## Requirements
Retype all the records with nothing changed.
________________
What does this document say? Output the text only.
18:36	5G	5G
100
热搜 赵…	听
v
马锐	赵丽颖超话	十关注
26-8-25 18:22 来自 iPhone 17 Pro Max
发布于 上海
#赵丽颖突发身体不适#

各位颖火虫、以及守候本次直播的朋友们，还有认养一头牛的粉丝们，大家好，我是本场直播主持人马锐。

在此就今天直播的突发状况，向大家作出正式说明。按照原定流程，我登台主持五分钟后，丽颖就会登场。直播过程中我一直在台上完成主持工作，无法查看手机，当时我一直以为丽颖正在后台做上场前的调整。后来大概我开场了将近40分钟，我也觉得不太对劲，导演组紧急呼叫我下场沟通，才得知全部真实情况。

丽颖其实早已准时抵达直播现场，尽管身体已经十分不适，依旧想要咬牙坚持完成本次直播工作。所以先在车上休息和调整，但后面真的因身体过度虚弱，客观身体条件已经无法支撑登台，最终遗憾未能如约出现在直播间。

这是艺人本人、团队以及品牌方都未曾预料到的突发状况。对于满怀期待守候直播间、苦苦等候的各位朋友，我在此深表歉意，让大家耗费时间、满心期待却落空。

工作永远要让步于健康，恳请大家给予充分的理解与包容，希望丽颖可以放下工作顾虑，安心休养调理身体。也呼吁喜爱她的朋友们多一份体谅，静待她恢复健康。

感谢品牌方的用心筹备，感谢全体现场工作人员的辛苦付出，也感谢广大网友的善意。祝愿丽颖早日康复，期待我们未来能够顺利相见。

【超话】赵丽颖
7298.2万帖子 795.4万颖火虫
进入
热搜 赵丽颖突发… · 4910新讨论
________________
## Finished answer
What does this document say? Output the text only.
18:36	5G	5G
100
热搜 赵…	听
v
马锐	赵丽颖超话	十关注
26-8-25 18:22 来自 iPhone 17 Pro Max
发布于 上海
#赵丽颖突发身体不适#

各位颖火虫、以及守候本次直播的朋友们，还有认养一头牛的粉丝们，大家好，我是本场直播主持人马锐。

在此就今天直播的突发状况，向大家作出正式说明。按照原定流程，我登台主持五分钟后，丽颖就会登场。直播过程中我一直在台上完成主持工作，无法查看手机，当时我一直以为丽颖正在后台做上场前的调整。后来大概我开场了将近40分钟，我也觉得不太对劲，导演组紧急呼叫我下场沟通，才得知全部真实情况。

丽颖其实早已准时抵达直播现场，尽管身体已经十分不适，依旧想要咬牙坚持完成本次直播工作。所以先在车上休息和调整，但后面真的因身体过度虚弱，客观身体条件已经无法支撑登台，最终遗憾未能如约出现在直播间。

这是艺人本人、团队以及品牌方都未曾预料到的突发状况。对于满怀期待守候直播间、苦苦等候的各位朋友，我在此深表歉意，让大家耗费时间、满心期待却落空。

工作永远要让步于健康，恳请大家给予充分的理解与包容，希望丽颖可以放下工作顾虑，安心休养调理身体。也呼吁喜爱她的朋友们多一份体谅，静待她恢复健康。

感谢品牌方的用心筹备，感谢全体现场工作人员的辛苦付出，也感谢广大网友的善意。祝愿丽颖早日康复，期待我们未来能够顺利相见。

【超话】赵丽颖
7298.2万帖子 795.4万颖火虫
进入
热搜 赵丽颖突发… · 4910新讨论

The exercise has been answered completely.